**GIVEN REQUEST:** Output every entry exactly as written.

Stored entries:
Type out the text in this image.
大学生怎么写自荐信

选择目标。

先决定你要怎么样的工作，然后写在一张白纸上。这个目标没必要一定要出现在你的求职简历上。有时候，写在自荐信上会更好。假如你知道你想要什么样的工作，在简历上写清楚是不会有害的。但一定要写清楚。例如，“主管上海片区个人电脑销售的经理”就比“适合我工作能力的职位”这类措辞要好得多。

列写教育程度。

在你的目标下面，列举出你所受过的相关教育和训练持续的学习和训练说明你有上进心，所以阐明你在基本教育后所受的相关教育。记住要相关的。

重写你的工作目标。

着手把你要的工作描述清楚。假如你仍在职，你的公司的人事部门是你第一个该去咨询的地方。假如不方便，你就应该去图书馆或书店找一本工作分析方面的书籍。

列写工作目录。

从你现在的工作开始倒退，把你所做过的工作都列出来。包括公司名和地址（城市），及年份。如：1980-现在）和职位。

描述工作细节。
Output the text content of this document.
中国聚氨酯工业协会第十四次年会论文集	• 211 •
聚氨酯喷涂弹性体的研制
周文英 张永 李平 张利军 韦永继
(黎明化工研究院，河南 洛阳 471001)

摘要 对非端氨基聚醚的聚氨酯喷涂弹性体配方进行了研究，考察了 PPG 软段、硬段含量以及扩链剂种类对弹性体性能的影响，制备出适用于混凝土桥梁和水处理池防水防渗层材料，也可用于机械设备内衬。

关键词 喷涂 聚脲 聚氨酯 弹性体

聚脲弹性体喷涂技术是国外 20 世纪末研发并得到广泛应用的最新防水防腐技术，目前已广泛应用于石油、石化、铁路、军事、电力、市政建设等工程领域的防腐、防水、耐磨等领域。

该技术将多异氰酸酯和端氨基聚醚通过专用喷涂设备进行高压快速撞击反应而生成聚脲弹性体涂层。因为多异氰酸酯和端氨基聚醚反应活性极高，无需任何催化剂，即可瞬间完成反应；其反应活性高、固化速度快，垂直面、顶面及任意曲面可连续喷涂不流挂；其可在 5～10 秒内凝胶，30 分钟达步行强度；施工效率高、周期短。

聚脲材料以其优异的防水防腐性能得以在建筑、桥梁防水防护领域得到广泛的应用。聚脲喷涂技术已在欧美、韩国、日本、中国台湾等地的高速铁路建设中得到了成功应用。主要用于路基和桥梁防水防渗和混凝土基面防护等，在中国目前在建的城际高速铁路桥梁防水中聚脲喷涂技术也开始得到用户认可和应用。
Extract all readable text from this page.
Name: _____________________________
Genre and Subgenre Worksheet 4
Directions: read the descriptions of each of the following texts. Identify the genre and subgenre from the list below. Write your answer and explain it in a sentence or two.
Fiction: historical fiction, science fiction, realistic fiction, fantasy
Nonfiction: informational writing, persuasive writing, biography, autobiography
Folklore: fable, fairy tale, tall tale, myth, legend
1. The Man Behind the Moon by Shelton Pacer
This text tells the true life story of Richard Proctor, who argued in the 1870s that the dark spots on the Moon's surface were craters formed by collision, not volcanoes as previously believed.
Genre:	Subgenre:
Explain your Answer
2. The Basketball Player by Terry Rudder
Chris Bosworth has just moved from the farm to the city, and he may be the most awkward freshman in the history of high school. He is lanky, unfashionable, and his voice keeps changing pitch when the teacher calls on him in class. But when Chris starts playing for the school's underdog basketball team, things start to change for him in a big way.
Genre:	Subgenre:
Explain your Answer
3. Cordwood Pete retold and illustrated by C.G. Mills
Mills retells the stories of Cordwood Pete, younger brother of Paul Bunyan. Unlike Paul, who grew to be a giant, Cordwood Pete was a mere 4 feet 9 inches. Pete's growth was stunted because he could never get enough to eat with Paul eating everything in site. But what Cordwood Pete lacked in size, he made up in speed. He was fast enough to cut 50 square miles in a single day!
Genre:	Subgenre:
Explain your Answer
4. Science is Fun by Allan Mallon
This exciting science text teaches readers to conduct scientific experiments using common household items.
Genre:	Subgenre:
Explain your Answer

**EXERCISE OUTPUT:**
Type out the text in this image.
大学生怎么写自荐信

选择目标。

先决定你要怎么样的工作，然后写在一张白纸上。这个目标没必要一定要出现在你的求职简历上。有时候，写在自荐信上会更好。假如你知道你想要什么样的工作，在简历上写清楚是不会有害的。但一定要写清楚。例如，“主管上海片区个人电脑销售的经理”就比“适合我工作能力的职位”这类措辞要好得多。

列写教育程度。

在你的目标下面，列举出你所受过的相关教育和训练持续的学习和训练说明你有上进心，所以阐明你在基本教育后所受的相关教育。记住要相关的。

重写你的工作目标。

着手把你要的工作描述清楚。假如你仍在职，你的公司的人事部门是你第一个该去咨询的地方。假如不方便，你就应该去图书馆或书店找一本工作分析方面的书籍。

列写工作目录。

从你现在的工作开始倒退，把你所做过的工作都列出来。包括公司名和地址（城市），及年份。如：1980-现在）和职位。

描述工作细节。
Output the text content of this document.
中国聚氨酯工业协会第十四次年会论文集	• 211 •
聚氨酯喷涂弹性体的研制
周文英 张永 李平 张利军 韦永继
(黎明化工研究院，河南 洛阳 471001)

摘要 对非端氨基聚醚的聚氨酯喷涂弹性体配方进行了研究，考察了 PPG 软段、硬段含量以及扩链剂种类对弹性体性能的影响，制备出适用于混凝土桥梁和水处理池防水防渗层材料，也可用于机械设备内衬。

关键词 喷涂 聚脲 聚氨酯 弹性体

聚脲弹性体喷涂技术是国外 20 世纪末研发并得到广泛应用的最新防水防腐技术，目前已广泛应用于石油、石化、铁路、军事、电力、市政建设等工程领域的防腐、防水、耐磨等领域。

该技术将多异氰酸酯和端氨基聚醚通过专用喷涂设备进行高压快速撞击反应而生成聚脲弹性体涂层。因为多异氰酸酯和端氨基聚醚反应活性极高，无需任何催化剂，即可瞬间完成反应；其反应活性高、固化速度快，垂直面、顶面及任意曲面可连续喷涂不流挂；其可在 5～10 秒内凝胶，30 分钟达步行强度；施工效率高、周期短。

聚脲材料以其优异的防水防腐性能得以在建筑、桥梁防水防护领域得到广泛的应用。聚脲喷涂技术已在欧美、韩国、日本、中国台湾等地的高速铁路建设中得到了成功应用。主要用于路基和桥梁防水防渗和混凝土基面防护等，在中国目前在建的城际高速铁路桥梁防水中聚脲喷涂技术也开始得到用户认可和应用。
Extract all readable text from this page.
Name: _____________________________
Genre and Subgenre Worksheet 4
Directions: read the descriptions of each of the following texts. Identify the genre and subgenre from the list below. Write your answer and explain it in a sentence or two.
Fiction: historical fiction, science fiction, realistic fiction, fantasy
Nonfiction: informational writing, persuasive writing, biography, autobiography
Folklore: fable, fairy tale, tall tale, myth, legend
1. The Man Behind the Moon by Shelton Pacer
This text tells the true life story of Richard Proctor, who argued in the 1870s that the dark spots on the Moon's surface were craters formed by collision, not volcanoes as previously believed.
Genre:	Subgenre:
Explain your Answer
2. The Basketball Player by Terry Rudder
Chris Bosworth has just moved from the farm to the city, and he may be the most awkward freshman in the history of high school. He is lanky, unfashionable, and his voice keeps changing pitch when the teacher calls on him in class. But when Chris starts playing for the school's underdog basketball team, things start to change for him in a big way.
Genre:	Subgenre:
Explain your Answer
3. Cordwood Pete retold and illustrated by C.G. Mills
Mills retells the stories of Cordwood Pete, younger brother of Paul Bunyan. Unlike Paul, who grew to be a giant, Cordwood Pete was a mere 4 feet 9 inches. Pete's growth was stunted because he could never get enough to eat with Paul eating everything in site. But what Cordwood Pete lacked in size, he made up in speed. He was fast enough to cut 50 square miles in a single day!
Genre:	Subgenre:
Explain your Answer
4. Science is Fun by Allan Mallon
This exciting science text teaches readers to conduct scientific experiments using common household items.
Genre:	Subgenre:
Explain your Answer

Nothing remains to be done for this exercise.